[Records for the exercise]:
= = = =

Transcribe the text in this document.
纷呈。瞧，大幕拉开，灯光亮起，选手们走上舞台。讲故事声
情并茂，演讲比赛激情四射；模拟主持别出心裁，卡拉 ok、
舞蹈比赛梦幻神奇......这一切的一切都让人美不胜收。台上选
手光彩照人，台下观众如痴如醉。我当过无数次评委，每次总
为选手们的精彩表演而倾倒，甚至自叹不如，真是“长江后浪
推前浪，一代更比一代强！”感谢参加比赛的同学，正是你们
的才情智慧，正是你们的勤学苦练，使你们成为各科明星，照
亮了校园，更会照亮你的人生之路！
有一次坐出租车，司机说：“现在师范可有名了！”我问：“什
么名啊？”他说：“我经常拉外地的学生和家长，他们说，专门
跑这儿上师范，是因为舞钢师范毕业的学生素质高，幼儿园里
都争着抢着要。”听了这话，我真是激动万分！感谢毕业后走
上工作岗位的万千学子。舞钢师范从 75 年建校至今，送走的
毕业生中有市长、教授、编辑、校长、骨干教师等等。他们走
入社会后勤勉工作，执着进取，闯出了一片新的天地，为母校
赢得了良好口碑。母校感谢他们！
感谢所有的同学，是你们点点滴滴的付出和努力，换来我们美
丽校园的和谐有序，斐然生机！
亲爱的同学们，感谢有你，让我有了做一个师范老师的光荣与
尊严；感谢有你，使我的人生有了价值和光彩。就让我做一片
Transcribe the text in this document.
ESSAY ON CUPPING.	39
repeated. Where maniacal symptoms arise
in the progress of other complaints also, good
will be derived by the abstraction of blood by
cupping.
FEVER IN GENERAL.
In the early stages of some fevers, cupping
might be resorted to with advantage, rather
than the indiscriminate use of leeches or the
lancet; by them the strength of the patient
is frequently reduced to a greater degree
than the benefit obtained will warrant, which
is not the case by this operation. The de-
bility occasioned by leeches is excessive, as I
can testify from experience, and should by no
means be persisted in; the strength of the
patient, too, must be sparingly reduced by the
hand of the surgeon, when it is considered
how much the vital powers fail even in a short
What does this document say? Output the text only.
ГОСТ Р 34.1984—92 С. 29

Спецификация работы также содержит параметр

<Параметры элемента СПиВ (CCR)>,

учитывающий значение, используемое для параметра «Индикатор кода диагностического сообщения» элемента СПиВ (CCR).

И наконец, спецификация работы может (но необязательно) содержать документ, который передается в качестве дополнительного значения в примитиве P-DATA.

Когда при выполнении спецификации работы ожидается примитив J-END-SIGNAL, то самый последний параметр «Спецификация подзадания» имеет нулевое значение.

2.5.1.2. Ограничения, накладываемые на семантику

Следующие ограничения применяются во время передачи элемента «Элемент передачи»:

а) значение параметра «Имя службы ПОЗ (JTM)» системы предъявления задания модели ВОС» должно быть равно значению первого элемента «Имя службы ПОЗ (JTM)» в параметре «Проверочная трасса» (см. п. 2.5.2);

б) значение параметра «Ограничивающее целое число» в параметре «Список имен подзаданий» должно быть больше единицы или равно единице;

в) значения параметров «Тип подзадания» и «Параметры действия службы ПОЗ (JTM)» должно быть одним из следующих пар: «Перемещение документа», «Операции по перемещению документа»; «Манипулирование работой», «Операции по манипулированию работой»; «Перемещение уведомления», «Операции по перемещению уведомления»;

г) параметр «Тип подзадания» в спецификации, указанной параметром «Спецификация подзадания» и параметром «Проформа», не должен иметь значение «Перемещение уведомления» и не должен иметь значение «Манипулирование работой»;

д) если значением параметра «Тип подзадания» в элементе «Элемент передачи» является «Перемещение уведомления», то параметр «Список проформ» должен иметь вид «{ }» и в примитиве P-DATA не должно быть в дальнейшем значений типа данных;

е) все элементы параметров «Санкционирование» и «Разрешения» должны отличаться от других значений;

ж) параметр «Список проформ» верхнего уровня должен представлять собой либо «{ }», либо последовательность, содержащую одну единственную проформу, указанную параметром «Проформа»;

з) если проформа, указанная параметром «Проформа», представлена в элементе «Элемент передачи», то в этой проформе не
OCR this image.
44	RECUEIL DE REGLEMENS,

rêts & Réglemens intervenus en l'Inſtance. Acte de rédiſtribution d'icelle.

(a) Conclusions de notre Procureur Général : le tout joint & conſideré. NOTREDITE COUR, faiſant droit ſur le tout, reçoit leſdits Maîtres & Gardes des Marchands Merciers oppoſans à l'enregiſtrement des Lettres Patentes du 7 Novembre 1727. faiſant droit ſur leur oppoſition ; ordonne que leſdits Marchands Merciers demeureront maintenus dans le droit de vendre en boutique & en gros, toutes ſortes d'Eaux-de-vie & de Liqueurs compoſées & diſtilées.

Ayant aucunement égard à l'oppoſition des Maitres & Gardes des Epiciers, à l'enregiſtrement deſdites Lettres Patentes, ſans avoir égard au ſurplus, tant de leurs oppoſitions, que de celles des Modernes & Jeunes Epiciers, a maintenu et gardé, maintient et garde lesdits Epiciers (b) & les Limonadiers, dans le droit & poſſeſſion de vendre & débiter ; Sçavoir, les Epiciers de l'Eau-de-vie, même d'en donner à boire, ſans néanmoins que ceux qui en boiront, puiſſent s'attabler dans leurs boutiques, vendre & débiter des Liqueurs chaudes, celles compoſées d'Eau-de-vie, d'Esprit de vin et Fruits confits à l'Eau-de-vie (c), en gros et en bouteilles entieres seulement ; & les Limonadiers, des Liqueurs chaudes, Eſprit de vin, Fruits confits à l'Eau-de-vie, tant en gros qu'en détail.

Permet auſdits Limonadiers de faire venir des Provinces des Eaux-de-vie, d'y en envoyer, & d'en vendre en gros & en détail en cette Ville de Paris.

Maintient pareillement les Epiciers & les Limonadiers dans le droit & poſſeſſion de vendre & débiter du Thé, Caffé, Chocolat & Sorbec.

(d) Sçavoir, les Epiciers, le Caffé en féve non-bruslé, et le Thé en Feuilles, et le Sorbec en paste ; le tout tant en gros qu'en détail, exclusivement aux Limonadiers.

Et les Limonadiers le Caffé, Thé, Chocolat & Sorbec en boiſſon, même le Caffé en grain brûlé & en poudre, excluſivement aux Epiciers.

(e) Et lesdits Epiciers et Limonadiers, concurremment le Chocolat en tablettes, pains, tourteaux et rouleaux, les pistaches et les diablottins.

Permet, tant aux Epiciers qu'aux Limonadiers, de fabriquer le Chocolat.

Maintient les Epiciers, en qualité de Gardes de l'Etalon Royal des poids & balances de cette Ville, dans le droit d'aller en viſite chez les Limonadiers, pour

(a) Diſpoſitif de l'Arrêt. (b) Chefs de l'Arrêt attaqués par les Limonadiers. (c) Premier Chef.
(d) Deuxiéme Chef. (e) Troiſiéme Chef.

= = = =

[What to do]: Locate all lines in the listing above with the word "DATA" and copy them.

[Output]:
И наконец, спецификация работы может (но необязательно) содержать документ, который передается в качестве дополнительного значения в примитиве P-DATA.
д) если значением параметра «Тип подзадания» в элементе «Элемент передачи» является «Перемещение уведомления», то параметр «Список проформ» должен иметь вид «{ }» и в примитиве P-DATA не должно быть в дальнейшем значений типа данных;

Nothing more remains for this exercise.